* [Stated problem]: Copy every line with the string "instances" in it.
-- start --
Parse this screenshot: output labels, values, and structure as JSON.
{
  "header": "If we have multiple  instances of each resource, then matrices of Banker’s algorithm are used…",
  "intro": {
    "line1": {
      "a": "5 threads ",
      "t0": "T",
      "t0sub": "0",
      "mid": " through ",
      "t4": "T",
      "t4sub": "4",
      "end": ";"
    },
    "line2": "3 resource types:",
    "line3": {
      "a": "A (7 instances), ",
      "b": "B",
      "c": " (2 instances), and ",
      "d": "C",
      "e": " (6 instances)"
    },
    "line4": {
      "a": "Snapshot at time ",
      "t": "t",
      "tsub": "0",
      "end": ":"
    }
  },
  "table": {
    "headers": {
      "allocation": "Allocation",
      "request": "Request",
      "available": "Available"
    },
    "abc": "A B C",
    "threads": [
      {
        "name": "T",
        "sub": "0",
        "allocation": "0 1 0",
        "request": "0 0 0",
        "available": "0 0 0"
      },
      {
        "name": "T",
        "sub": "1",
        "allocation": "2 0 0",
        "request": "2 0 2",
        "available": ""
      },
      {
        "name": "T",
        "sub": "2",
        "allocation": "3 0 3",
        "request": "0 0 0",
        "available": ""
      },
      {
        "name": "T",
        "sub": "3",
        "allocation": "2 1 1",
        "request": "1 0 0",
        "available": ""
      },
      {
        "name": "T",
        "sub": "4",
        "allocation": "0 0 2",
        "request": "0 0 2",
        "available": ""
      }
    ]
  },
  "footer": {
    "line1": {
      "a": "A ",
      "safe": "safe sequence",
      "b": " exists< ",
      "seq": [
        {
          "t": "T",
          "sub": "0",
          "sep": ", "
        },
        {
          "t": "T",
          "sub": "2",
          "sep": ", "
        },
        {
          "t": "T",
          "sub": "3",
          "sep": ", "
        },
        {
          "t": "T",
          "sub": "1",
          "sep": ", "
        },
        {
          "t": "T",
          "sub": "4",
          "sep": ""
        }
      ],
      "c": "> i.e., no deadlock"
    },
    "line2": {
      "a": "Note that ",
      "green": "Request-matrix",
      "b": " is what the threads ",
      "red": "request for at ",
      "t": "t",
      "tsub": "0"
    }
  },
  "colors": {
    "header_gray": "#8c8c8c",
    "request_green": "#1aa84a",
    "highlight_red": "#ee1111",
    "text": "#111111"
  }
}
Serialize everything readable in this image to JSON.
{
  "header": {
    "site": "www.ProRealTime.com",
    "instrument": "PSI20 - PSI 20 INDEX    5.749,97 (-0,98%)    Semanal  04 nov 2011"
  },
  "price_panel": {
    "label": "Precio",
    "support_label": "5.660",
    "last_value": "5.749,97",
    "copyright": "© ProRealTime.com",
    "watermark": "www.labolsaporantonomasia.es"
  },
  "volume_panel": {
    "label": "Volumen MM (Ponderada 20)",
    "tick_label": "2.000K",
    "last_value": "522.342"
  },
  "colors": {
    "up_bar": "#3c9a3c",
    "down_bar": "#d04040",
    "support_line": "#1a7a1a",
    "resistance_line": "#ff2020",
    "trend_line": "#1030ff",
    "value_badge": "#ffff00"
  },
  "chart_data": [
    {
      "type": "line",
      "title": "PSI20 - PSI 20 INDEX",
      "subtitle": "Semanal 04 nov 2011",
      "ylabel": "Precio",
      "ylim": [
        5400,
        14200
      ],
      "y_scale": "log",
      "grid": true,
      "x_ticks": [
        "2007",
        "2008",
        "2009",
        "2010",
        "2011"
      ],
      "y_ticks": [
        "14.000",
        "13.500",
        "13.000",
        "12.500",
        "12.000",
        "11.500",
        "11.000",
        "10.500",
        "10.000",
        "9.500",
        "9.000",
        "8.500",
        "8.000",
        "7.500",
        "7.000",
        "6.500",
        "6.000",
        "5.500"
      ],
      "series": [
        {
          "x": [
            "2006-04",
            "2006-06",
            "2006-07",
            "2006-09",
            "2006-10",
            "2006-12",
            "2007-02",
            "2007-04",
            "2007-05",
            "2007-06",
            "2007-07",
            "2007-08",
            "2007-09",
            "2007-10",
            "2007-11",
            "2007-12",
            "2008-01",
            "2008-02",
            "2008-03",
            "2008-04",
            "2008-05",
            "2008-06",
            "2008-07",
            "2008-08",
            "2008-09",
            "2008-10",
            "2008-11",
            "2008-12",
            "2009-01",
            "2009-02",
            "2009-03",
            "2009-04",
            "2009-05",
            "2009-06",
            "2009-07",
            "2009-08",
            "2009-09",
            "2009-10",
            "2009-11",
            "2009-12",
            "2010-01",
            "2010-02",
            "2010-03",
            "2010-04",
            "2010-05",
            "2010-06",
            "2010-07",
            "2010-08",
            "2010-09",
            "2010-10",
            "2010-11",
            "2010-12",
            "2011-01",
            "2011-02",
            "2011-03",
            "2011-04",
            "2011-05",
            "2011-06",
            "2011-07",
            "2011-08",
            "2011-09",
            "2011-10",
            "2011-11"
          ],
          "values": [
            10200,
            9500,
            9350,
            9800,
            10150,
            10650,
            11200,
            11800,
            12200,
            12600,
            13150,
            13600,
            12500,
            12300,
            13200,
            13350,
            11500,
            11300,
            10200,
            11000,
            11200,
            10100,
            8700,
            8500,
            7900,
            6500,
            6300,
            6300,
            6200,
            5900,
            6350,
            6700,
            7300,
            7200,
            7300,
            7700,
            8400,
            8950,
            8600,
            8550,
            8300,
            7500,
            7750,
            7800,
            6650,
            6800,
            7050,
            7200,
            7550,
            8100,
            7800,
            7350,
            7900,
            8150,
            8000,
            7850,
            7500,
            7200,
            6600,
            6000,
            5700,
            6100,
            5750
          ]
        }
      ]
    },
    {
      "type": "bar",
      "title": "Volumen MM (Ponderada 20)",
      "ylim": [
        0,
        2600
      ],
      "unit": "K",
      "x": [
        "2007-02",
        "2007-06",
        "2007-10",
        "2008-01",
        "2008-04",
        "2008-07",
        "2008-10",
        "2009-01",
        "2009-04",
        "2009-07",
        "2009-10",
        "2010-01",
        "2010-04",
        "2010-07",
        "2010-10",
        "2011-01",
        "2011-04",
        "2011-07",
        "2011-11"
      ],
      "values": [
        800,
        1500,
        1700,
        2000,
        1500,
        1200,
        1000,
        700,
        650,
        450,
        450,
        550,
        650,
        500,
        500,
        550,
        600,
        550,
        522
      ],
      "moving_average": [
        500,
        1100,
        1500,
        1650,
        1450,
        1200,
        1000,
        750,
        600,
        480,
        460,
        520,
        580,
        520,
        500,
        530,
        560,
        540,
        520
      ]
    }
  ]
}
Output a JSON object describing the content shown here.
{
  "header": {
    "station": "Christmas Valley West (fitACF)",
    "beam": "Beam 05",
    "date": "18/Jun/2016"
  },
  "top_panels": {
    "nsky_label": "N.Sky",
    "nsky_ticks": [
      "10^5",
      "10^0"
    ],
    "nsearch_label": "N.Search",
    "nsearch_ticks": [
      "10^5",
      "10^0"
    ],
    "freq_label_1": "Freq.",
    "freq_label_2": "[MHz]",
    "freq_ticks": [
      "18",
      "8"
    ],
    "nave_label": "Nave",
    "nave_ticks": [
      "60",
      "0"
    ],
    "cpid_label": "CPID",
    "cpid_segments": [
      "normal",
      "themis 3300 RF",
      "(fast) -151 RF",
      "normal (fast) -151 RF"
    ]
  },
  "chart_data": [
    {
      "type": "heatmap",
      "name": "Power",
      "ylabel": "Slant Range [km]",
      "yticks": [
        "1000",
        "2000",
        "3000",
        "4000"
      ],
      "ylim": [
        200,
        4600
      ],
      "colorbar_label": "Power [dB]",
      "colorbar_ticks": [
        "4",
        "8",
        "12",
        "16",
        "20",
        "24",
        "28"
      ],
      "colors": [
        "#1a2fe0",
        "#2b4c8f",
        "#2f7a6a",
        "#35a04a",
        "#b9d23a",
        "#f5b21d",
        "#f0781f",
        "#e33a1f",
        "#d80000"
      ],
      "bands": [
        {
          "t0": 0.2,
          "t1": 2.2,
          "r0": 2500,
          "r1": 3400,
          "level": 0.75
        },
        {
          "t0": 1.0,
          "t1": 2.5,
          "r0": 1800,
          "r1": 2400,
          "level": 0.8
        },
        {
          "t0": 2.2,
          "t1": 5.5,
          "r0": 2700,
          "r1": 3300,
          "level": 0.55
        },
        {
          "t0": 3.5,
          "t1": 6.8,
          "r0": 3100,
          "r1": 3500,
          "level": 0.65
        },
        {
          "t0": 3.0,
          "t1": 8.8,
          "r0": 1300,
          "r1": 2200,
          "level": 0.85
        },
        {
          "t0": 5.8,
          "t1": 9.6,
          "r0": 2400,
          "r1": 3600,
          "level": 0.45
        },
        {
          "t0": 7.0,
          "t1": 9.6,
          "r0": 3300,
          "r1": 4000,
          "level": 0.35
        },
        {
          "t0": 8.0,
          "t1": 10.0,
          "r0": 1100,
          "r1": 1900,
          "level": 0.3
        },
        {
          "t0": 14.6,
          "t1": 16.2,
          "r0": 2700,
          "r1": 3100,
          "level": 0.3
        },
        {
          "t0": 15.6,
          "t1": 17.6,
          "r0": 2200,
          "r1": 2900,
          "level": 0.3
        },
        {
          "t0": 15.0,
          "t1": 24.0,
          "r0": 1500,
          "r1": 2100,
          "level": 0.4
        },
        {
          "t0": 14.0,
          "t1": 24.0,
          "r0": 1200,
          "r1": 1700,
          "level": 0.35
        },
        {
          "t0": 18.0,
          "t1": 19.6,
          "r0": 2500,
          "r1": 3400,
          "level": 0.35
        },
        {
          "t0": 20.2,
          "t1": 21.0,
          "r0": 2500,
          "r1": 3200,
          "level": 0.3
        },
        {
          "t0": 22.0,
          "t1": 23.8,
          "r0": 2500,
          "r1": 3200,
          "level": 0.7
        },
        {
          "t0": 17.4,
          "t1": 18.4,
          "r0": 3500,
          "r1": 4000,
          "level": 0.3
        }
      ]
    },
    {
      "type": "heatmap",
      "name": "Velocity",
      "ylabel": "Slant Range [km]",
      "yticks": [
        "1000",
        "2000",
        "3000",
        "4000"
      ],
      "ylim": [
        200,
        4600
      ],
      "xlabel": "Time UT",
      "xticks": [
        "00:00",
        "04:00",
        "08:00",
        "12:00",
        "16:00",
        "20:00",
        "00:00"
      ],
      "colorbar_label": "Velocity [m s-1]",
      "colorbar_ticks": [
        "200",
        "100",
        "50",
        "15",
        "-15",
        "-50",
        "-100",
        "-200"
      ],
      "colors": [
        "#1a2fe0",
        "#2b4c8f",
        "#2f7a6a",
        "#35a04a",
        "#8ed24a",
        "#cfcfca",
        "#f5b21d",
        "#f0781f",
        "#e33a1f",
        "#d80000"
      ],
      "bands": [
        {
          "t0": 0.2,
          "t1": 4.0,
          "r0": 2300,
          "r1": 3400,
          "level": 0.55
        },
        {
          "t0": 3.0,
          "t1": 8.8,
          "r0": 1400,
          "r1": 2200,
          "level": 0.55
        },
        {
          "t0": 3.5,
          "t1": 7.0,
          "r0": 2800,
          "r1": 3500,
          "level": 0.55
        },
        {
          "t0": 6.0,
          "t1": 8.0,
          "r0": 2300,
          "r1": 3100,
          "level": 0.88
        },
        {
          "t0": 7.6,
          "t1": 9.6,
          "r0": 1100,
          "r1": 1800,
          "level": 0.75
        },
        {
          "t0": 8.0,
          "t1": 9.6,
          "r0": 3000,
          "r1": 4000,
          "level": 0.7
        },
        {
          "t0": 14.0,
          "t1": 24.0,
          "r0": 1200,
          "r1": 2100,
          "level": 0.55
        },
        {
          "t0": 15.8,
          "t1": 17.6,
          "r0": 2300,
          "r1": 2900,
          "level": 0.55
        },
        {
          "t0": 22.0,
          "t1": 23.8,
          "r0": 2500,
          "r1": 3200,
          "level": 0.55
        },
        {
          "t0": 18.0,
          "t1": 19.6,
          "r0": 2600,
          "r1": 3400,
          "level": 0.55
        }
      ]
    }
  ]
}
-- end --
* [Exercise answer]:
  "header": "If we have multiple  instances of each resource, then matrices of Banker’s algorithm are used…",
      "a": "A (7 instances), ",
      "c": " (2 instances), and ",
      "e": " (6 instances)"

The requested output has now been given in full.